[Stored data entries]
- - -

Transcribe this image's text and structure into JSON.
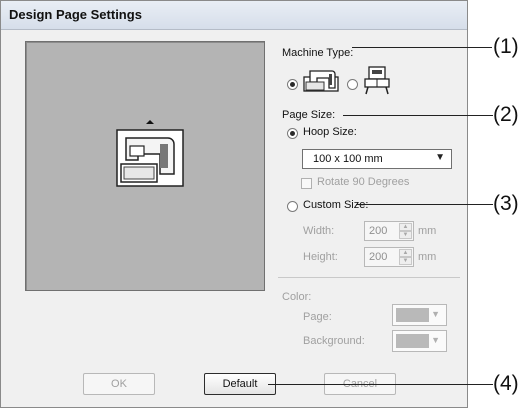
{
  "dialog": {
    "title": "Design Page Settings"
  },
  "machine_type": {
    "label": "Machine Type:",
    "selected": "sewing-embroidery-machine"
  },
  "page_size": {
    "label": "Page Size:",
    "hoop_size_label": "Hoop Size:",
    "hoop_value": "100 x 100 mm",
    "rotate_label": "Rotate 90 Degrees",
    "custom_size_label": "Custom Size:",
    "width_label": "Width:",
    "width_value": "200",
    "height_label": "Height:",
    "height_value": "200",
    "unit": "mm"
  },
  "color": {
    "label": "Color:",
    "page_label": "Page:",
    "background_label": "Background:"
  },
  "buttons": {
    "ok": "OK",
    "default": "Default",
    "cancel": "Cancel"
  },
  "callouts": [
    "(1)",
    "(2)",
    "(3)",
    "(4)"
  ]
}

- - -

Exercise description → Quote the records in their entirety, keeping the wording exact and excluding pictures.

Answer to this exercise →
Transcribe this image's text and structure into JSON.
{
  "dialog": {
    "title": "Design Page Settings"
  },
  "machine_type": {
    "label": "Machine Type:",
    "selected": "sewing-embroidery-machine"
  },
  "page_size": {
    "label": "Page Size:",
    "hoop_size_label": "Hoop Size:",
    "hoop_value": "100 x 100 mm",
    "rotate_label": "Rotate 90 Degrees",
    "custom_size_label": "Custom Size:",
    "width_label": "Width:",
    "width_value": "200",
    "height_label": "Height:",
    "height_value": "200",
    "unit": "mm"
  },
  "color": {
    "label": "Color:",
    "page_label": "Page:",
    "background_label": "Background:"
  },
  "buttons": {
    "ok": "OK",
    "default": "Default",
    "cancel": "Cancel"
  },
  "callouts": [
    "(1)",
    "(2)",
    "(3)",
    "(4)"
  ]
}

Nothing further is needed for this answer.